TASK TO COMPLETE:
From the listing below, extract every line containing "this".

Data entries
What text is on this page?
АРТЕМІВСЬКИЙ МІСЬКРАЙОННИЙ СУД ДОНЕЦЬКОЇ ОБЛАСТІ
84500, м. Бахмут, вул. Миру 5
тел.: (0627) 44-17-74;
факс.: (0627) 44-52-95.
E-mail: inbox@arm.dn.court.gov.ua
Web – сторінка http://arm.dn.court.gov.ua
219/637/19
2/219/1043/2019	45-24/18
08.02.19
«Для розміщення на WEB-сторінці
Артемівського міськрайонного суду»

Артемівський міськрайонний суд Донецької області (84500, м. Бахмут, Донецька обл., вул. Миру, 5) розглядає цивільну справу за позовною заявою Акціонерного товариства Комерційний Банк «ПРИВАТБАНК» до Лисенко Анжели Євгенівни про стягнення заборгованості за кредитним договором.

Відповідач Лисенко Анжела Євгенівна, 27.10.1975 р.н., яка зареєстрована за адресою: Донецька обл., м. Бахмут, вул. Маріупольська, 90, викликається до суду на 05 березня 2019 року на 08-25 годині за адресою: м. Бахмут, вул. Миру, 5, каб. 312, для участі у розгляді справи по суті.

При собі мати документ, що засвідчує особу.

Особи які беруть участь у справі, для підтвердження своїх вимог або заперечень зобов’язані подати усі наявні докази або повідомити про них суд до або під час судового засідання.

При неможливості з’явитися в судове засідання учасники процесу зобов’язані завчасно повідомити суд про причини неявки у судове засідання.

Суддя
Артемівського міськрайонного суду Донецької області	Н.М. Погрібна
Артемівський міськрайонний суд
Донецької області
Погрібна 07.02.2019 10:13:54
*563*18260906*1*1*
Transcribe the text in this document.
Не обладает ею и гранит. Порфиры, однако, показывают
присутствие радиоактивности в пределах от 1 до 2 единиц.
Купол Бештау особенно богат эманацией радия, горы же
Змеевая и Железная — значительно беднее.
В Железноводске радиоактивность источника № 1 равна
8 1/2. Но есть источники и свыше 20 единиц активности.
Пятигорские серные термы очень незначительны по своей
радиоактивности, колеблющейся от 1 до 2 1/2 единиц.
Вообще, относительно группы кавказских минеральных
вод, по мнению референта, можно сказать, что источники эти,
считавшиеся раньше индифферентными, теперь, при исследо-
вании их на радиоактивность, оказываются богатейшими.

CORRECT RESPONSE:
What text is on this page?
Transcribe the text in this document.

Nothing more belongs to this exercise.